Democracy, then, is characterized by a gullible populace, a persuasive group of people who don’t know how to rule, and an unpersuasive group of people who do know how to rule. This characterization of democracy doesn’t quite look right because it doesn’t seem to follow that, just because you’re good at persuasion, you don’t know how to rule, or vice versa for those that do know how to rule. This characterization occurs because of Plato’s dislike of rhetoric. Democracy is bad because its rulers are skilled in the art of rhetoric.

Why is rhetoric bad? Rhetoric, the art of persuasion, is bad because it is based on opinions (doxa), as opposed to knowledge (epistēmē). For Plato, and the rest of the Greeks at this time, there is a tight line cut between knowledge and opinion. Knowledge is that which is absolutely certain. Anything less than absolute certainty is mere opinion. This line between knowledge and opinion began to move during the Skeptical Crisis of the 16th century.

To understand what happened in the 16th century, it is convenient to break certainty into three kinds: logical, moral, and psychological.[1] Logical certainty is strict, absolute necessity; it couldn’t be any other way. Moral certainty is at such a high probability that we can live our lives believing it to be true. Psychological certainty is personal intuition, a gut feeling. The ancients, like Socrates, Plato, and Aristotle, believed that true knowledge had to have absolute, logical certainty. If it fell short, it was opinion and therefore pretty useless.

Listed records —

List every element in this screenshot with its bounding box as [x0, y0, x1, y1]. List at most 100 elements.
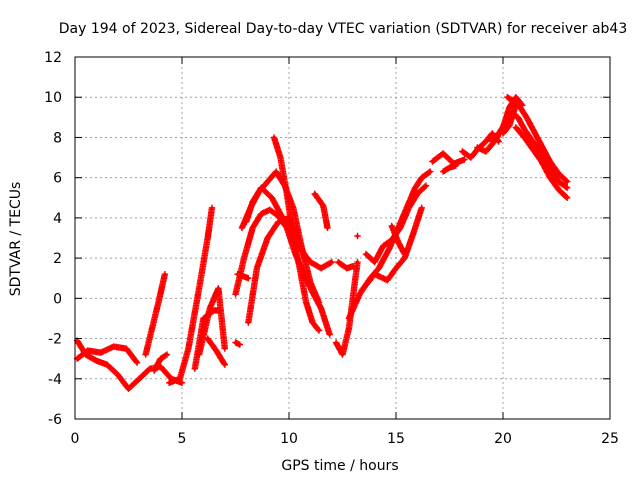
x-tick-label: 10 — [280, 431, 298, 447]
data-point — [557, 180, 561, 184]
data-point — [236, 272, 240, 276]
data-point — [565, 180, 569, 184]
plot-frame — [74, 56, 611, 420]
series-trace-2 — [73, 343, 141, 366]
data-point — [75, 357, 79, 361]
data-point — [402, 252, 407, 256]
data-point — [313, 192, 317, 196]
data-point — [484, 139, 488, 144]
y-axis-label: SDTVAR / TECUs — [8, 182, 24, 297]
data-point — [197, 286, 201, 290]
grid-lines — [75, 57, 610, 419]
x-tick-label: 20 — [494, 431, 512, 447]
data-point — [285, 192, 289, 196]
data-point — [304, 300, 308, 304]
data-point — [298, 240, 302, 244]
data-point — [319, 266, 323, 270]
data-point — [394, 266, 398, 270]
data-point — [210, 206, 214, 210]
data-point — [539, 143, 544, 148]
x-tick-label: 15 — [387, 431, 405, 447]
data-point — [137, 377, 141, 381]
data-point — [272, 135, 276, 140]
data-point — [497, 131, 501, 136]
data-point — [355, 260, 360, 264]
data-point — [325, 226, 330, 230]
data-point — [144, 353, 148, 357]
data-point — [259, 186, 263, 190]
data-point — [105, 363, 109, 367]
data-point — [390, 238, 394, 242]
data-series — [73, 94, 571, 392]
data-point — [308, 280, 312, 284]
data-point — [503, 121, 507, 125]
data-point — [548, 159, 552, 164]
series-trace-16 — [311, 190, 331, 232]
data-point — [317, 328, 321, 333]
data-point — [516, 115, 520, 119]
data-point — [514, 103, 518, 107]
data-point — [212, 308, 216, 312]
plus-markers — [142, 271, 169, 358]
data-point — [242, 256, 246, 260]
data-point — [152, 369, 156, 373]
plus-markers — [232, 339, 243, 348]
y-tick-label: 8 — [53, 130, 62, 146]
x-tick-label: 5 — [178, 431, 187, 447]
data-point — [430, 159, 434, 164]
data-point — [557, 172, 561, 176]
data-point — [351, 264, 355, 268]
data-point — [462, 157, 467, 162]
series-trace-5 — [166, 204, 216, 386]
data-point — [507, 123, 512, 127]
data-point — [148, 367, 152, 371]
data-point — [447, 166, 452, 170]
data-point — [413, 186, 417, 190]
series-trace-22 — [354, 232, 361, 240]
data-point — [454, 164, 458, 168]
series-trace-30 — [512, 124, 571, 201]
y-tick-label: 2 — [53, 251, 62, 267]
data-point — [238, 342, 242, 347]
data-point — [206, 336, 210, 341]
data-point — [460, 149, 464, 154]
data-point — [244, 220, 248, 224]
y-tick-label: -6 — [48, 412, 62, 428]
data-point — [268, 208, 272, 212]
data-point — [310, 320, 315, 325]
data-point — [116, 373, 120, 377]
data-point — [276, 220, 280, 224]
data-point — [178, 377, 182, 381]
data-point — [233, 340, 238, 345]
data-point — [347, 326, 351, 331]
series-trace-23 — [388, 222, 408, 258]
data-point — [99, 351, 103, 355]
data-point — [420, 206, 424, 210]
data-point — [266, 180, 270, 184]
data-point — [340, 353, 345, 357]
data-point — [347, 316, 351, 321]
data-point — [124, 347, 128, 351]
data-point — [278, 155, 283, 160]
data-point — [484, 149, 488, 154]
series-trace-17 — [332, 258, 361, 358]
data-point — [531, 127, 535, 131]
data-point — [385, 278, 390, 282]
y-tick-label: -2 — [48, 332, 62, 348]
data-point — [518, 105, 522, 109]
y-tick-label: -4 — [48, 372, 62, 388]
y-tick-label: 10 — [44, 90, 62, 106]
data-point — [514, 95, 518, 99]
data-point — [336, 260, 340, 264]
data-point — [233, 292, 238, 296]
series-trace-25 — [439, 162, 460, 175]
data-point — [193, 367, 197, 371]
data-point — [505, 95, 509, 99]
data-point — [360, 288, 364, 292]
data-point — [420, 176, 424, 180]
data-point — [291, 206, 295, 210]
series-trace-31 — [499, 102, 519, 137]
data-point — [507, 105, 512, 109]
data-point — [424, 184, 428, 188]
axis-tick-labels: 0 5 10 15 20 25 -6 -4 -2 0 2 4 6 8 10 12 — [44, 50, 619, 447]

Tasks to complete —
a) Answer these questions from the passage on Plato and rhetoric:
(i) What Greek word does the passage give for opinion?
(ii) When did the line between knowledge and opinion begin to move?
(iii) How does the passage describe psychological certainty?
b) Write a continuation of the passage on Plato and rhetoric, beginning right after its final sentence.
The material has no connection to the passage about Plato and rhetoric.

Solved problems —
a)
(i) Doxa.
(ii) It began to move during the Skeptical Crisis of the 16th century.
(iii) It is personal intuition, a gut feeling.

b)
Beginning in the 16th century, many scholars began to loose confidence that humans would ever be able to reach true knowledge, partly because Plato and Aristotle both thought they had it. Looking back, therefore, Plato seems to use opinion in a way to characterize things that we would now call knowledge. For instance, we cannot be logically sure that the sun will rise tomorrow, but the probability is so high that to think that it wouldn’t would be considered insane. In this way, the force of Plato’s argument is partially undercut. If rhetoric is based on opinion and opinion now includes things that we might consider knowledge, then rhetoric may be safe to rule a state.

Plato would come back and say, “Even if my version of opinion now includes some kinds of knowledge, it still doesn’t include the best kind of knowledge: absolutely certain knowledge. Therefore, rhetoric is still a suspect way of selecting leaders.” There are two attacks on this line of argument, neither exclusive to the other: 1) a simple attack on dialectic as absolutely certain knowledge and 2) questioning why dialectic cannot be taught in place of rhetoric.

The simple attack on dialectic is this: the empirical tradition of philosophy in the last several centuries has attacked the assumption that dialectic and the definitions of words (upon which the dialectic plays off of) have any metaphysical weight. The empiricists hold that the dialectic doesn’t say anything about reality, only about the relations between words.[2] They would say that our definitions of reality do not have any meaningful thing to say about reality, they merely reflect the way in which we refer to objects in reality. Essentially, the empirical tradition would say that absolute, logical certainty of the world does not exist. The best we can hope for is moral certainty, the likes of which are gained through the sciences.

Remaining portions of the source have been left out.